▶ **TASK DESCRIPTION**: Can you rewrite everything from the line containing "age-ylabel: Count of" down to the line containing "country-bar-segment[interactable] xyxy=(573,229,578,278)", swapping "line-xtick" for "date-xtick" and leaving all else untouched, with only those lines in your reply?

▶ **RECORDS SUPPLIED**:

════════

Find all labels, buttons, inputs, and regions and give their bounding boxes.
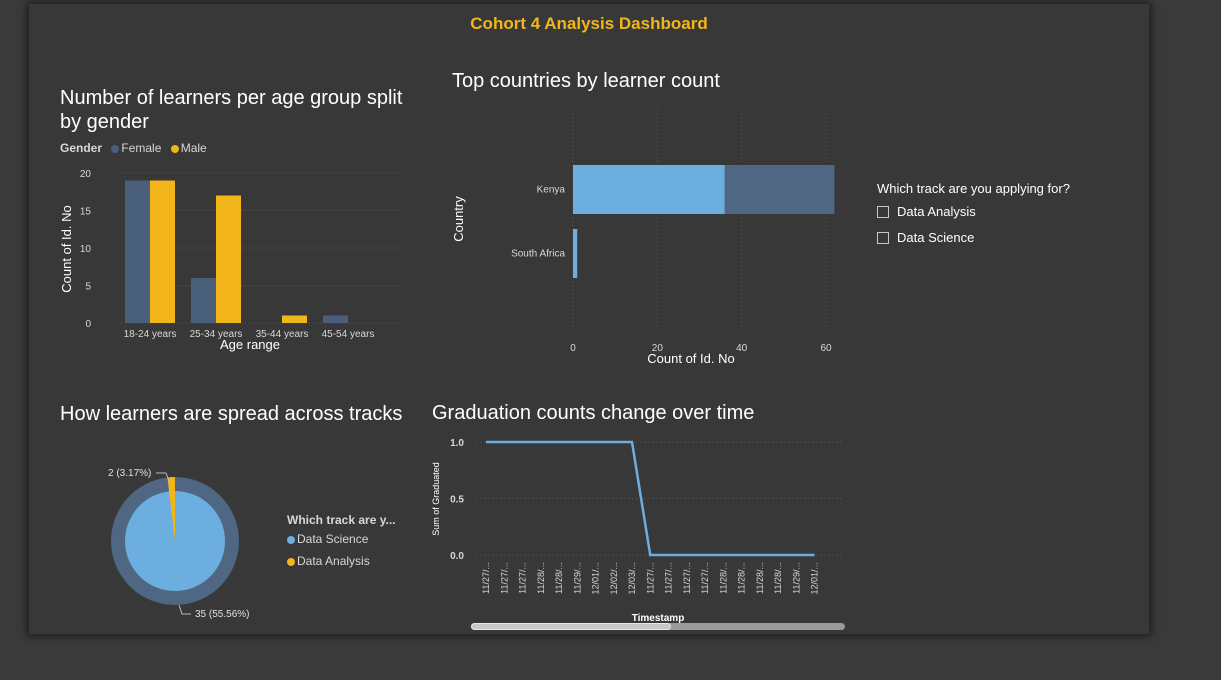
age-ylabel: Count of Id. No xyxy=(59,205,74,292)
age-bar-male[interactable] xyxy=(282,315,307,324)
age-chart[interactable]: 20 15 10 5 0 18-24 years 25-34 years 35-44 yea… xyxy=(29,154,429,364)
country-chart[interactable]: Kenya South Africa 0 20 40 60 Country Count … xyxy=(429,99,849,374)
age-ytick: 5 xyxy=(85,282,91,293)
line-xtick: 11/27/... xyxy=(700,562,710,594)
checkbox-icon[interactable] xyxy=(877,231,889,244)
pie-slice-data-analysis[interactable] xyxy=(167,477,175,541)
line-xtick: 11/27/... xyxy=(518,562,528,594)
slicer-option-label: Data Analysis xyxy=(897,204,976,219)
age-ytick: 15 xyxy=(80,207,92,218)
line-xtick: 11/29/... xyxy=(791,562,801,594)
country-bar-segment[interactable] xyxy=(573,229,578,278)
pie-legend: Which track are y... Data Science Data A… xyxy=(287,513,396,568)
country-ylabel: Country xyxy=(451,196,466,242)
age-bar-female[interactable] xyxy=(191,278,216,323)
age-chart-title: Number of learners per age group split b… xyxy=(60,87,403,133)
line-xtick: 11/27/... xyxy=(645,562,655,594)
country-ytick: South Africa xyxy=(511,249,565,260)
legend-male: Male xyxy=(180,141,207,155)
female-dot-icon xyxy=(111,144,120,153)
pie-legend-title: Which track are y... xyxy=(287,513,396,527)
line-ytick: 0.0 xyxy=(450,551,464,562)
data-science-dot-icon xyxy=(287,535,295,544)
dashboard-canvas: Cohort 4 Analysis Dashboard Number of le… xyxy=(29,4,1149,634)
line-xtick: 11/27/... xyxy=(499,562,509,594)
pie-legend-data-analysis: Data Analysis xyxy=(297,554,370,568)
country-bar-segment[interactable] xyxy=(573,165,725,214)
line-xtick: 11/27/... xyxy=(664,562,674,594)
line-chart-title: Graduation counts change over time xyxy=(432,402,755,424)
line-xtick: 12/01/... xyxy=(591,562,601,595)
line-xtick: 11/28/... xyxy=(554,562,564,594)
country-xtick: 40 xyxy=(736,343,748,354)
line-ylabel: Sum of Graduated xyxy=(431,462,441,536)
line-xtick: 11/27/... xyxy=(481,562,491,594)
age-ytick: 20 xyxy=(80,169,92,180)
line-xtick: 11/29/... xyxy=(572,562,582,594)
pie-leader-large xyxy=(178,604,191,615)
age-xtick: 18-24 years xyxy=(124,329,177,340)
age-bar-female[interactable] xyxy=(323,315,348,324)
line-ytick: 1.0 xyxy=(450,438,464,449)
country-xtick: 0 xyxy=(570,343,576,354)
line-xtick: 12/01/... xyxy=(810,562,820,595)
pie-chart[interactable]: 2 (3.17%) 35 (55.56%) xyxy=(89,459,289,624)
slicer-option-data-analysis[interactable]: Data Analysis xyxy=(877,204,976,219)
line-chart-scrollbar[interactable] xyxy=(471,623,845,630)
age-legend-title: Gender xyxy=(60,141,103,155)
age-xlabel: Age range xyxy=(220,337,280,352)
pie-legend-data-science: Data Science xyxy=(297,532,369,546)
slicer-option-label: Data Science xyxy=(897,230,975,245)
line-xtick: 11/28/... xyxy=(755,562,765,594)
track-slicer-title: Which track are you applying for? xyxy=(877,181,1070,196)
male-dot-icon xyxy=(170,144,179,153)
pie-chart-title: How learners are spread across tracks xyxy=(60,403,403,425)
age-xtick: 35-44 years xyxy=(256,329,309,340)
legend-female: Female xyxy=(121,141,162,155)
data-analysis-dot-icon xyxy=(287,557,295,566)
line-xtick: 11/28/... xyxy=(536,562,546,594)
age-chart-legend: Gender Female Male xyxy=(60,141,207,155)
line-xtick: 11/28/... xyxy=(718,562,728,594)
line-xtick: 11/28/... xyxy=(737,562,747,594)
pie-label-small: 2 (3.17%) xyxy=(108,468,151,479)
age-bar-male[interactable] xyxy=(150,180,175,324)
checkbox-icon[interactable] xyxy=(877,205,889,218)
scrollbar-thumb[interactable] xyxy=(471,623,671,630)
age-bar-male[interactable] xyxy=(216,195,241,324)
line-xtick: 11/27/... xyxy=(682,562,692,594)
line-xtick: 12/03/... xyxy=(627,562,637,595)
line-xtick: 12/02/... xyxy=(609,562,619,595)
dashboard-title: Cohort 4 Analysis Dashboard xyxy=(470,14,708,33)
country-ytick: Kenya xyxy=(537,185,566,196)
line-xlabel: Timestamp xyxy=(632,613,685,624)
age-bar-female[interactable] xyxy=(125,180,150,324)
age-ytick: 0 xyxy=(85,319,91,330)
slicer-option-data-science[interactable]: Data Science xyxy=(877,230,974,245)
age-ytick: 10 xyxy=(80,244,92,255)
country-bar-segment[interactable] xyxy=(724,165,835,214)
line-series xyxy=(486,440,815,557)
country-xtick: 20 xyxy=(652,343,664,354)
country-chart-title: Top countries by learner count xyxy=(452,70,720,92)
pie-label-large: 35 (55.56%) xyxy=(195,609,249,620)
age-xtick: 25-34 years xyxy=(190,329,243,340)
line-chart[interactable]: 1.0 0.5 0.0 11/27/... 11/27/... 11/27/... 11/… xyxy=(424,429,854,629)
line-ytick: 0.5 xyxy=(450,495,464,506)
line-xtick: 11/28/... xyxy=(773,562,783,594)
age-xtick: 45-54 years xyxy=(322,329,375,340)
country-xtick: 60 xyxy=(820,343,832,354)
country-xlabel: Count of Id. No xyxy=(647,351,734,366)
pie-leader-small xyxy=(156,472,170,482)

════════

▶ **OUTPUT FOR THIS EXERCISE**:
age-ylabel: Count of Id. No xyxy=(59,205,74,292)
age-bar-male[interactable] xyxy=(282,315,307,324)
age-chart[interactable]: 20 15 10 5 0 18-24 years 25-34 years 35-44 yea… xyxy=(29,154,429,364)
country-chart[interactable]: Kenya South Africa 0 20 40 60 Country Count … xyxy=(429,99,849,374)
age-ytick: 5 xyxy=(85,282,91,293)
date-xtick: 11/27/... xyxy=(700,562,710,594)
checkbox-icon[interactable] xyxy=(877,231,889,244)
pie-slice-data-analysis[interactable] xyxy=(167,477,175,541)
date-xtick: 11/27/... xyxy=(518,562,528,594)
slicer-option-label: Data Analysis xyxy=(897,204,976,219)
age-ytick: 15 xyxy=(80,207,92,218)
date-xtick: 11/29/... xyxy=(791,562,801,594)
country-bar-segment[interactable] xyxy=(573,229,578,278)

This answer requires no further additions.